• [Prompt]
Every line that contains the word "true" should be copied.

• [Provided records]
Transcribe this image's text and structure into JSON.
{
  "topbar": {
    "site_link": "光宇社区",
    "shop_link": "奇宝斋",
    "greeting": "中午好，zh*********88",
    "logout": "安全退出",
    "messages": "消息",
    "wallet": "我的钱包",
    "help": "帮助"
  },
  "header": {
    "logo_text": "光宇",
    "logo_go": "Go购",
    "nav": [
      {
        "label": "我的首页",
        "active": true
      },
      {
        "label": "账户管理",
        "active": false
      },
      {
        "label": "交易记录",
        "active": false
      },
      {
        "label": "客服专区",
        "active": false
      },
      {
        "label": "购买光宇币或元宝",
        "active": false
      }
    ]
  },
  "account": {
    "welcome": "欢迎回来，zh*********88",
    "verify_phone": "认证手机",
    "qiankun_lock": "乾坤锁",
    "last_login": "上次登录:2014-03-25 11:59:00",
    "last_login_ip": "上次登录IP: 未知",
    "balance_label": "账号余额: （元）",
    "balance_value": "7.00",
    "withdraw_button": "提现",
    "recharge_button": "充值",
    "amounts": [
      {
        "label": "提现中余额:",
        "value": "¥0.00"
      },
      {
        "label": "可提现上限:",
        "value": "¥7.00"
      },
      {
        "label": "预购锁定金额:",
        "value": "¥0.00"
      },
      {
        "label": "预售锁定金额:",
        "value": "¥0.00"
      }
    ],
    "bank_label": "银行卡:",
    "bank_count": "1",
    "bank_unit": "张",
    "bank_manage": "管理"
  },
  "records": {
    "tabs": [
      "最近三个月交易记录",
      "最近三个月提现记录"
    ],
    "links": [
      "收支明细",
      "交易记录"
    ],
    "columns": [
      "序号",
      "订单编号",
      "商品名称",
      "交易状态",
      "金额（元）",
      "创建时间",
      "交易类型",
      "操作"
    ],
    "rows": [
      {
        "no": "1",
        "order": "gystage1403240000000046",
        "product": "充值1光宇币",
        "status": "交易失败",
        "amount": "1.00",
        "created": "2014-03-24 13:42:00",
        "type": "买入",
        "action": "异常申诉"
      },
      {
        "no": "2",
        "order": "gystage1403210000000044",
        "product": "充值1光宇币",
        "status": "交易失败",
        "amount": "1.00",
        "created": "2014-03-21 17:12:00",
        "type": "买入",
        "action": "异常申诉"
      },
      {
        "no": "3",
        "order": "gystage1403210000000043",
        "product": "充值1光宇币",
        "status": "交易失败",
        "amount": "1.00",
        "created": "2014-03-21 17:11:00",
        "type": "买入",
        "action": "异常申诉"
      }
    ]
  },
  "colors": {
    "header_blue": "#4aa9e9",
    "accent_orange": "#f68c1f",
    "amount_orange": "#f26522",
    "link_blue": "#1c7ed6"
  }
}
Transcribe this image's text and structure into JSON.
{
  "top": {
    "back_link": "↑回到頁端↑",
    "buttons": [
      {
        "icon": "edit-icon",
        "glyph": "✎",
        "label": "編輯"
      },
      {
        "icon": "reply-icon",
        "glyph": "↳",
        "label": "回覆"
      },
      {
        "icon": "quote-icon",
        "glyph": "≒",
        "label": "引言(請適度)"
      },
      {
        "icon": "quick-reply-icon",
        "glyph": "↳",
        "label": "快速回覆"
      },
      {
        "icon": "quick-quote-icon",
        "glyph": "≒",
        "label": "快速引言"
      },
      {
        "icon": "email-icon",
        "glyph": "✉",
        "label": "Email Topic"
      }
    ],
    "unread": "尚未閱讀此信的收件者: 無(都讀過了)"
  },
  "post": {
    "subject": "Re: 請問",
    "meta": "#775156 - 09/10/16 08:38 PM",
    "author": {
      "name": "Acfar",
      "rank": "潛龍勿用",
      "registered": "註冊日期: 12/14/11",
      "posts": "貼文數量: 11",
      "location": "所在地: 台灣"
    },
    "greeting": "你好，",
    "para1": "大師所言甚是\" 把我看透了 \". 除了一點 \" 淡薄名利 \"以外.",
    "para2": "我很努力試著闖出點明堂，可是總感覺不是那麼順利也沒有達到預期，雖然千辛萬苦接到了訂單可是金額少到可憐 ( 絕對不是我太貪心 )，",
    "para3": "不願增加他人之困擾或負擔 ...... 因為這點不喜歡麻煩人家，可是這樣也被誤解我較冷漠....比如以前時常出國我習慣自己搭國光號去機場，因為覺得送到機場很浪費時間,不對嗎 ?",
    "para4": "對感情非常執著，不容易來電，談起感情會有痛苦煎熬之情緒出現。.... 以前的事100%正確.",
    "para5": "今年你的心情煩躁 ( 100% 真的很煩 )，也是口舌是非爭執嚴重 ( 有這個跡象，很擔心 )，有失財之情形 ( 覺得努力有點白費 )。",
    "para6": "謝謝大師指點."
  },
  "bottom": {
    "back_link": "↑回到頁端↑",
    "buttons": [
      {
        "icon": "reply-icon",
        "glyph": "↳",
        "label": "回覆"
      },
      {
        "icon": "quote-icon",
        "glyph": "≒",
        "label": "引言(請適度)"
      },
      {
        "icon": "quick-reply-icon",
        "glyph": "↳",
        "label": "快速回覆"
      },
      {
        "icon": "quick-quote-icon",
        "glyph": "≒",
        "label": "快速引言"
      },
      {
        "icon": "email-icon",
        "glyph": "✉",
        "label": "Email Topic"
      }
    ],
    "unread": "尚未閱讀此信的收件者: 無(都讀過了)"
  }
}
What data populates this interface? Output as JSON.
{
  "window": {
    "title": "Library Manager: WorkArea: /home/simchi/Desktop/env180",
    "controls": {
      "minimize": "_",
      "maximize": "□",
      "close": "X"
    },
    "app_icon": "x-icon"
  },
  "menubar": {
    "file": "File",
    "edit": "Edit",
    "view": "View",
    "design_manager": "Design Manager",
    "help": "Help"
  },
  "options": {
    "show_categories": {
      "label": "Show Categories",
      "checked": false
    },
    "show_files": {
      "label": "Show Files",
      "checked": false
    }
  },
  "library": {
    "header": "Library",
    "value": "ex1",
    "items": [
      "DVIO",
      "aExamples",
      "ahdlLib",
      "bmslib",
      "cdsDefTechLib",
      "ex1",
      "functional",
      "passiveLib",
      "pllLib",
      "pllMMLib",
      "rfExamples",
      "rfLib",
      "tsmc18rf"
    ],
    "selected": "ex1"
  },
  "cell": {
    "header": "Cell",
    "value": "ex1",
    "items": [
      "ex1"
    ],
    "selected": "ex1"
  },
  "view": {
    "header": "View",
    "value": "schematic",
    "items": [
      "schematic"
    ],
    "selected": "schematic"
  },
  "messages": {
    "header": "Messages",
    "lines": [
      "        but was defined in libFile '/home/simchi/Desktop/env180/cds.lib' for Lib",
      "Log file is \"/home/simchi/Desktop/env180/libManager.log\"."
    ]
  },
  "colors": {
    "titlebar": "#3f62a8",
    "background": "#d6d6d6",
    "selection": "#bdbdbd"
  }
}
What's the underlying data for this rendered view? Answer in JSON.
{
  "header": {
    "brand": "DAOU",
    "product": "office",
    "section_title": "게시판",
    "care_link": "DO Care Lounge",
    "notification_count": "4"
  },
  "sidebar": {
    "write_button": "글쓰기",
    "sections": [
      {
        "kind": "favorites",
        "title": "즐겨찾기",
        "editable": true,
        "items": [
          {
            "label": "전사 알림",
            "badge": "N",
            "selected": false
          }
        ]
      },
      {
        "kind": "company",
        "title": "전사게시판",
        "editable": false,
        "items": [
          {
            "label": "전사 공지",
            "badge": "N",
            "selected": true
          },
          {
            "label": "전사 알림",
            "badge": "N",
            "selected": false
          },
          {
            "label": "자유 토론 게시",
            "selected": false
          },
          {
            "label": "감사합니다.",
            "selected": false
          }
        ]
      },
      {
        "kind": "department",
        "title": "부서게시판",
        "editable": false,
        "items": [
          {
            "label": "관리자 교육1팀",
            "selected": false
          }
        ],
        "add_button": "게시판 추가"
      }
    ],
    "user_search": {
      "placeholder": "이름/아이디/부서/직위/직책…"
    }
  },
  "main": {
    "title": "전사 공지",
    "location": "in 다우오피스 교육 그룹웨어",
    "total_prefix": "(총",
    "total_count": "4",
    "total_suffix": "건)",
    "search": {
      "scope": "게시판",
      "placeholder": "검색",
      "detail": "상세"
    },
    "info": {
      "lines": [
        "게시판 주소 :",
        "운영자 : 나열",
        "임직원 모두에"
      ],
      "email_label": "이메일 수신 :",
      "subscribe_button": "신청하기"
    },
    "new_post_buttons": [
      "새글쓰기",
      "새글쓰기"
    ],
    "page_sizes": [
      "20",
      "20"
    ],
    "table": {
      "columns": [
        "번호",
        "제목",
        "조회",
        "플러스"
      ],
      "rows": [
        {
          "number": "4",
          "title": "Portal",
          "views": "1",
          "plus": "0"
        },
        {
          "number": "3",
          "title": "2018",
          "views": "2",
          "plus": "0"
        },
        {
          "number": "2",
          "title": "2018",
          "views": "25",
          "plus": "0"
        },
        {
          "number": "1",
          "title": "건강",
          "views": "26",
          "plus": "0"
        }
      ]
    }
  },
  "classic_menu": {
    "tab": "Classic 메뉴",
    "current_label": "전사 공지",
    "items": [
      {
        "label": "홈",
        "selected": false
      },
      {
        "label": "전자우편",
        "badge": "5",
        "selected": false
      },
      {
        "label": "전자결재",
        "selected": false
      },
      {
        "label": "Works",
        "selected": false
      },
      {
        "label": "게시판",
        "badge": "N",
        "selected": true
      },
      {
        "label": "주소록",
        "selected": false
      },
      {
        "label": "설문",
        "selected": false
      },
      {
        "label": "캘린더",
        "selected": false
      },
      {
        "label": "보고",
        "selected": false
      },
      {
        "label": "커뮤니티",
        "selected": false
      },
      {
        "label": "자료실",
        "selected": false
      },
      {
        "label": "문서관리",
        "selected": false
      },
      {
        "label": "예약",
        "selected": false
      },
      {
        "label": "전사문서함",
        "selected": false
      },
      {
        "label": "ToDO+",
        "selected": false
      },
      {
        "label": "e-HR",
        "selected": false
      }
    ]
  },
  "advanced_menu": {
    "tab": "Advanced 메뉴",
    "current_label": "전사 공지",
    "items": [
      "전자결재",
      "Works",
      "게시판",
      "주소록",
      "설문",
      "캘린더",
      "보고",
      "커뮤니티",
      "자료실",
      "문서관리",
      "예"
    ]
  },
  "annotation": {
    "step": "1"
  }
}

• [Result of this task]
        "active": true
        "editable": true,
            "selected": true
        "selected": true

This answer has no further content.